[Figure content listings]
==*==
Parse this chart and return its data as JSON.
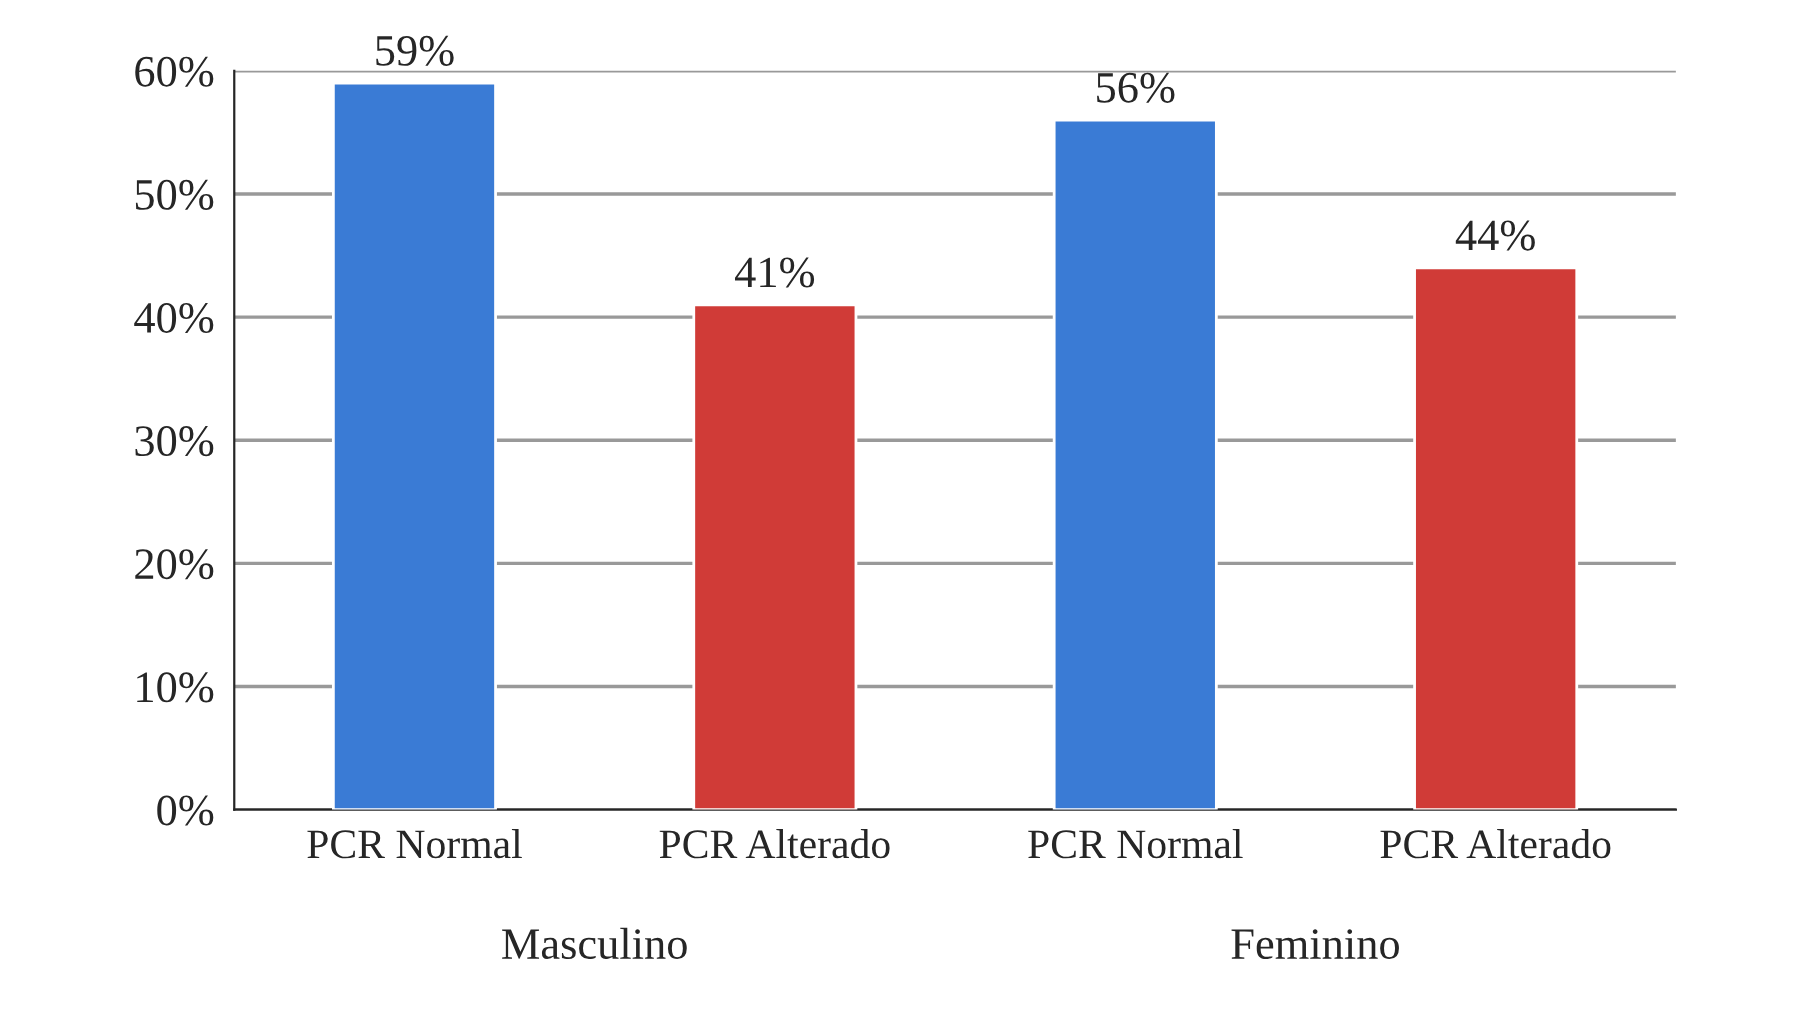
{
  "chart_data": {
    "type": "bar",
    "categories": [
      "PCR Normal",
      "PCR Alterado",
      "PCR Normal",
      "PCR Alterado"
    ],
    "values": [
      59,
      41,
      56,
      44
    ],
    "colors": [
      "#3a7bd5",
      "#d03b37",
      "#3a7bd5",
      "#d03b37"
    ],
    "value_labels": [
      "59%",
      "41%",
      "56%",
      "44%"
    ],
    "annotations": [
      "Masculino",
      "Feminino"
    ],
    "ylim": [
      0,
      60
    ],
    "yticks": [
      {
        "value": 0,
        "label": "0%"
      },
      {
        "value": 10,
        "label": "10%"
      },
      {
        "value": 20,
        "label": "20%"
      },
      {
        "value": 30,
        "label": "30%"
      },
      {
        "value": 40,
        "label": "40%"
      },
      {
        "value": 50,
        "label": "50%"
      },
      {
        "value": 60,
        "label": "60%"
      }
    ],
    "grid": "y",
    "legend": false
  }
}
==*==
Task description - Your task is to set down the records shown above exactly, minus any pictures.

Solution for this problem -
Parse this chart and return its data as JSON.
{
  "chart_data": {
    "type": "bar",
    "categories": [
      "PCR Normal",
      "PCR Alterado",
      "PCR Normal",
      "PCR Alterado"
    ],
    "values": [
      59,
      41,
      56,
      44
    ],
    "colors": [
      "#3a7bd5",
      "#d03b37",
      "#3a7bd5",
      "#d03b37"
    ],
    "value_labels": [
      "59%",
      "41%",
      "56%",
      "44%"
    ],
    "annotations": [
      "Masculino",
      "Feminino"
    ],
    "ylim": [
      0,
      60
    ],
    "yticks": [
      {
        "value": 0,
        "label": "0%"
      },
      {
        "value": 10,
        "label": "10%"
      },
      {
        "value": 20,
        "label": "20%"
      },
      {
        "value": 30,
        "label": "30%"
      },
      {
        "value": 40,
        "label": "40%"
      },
      {
        "value": 50,
        "label": "50%"
      },
      {
        "value": 60,
        "label": "60%"
      }
    ],
    "grid": "y",
    "legend": false
  }
}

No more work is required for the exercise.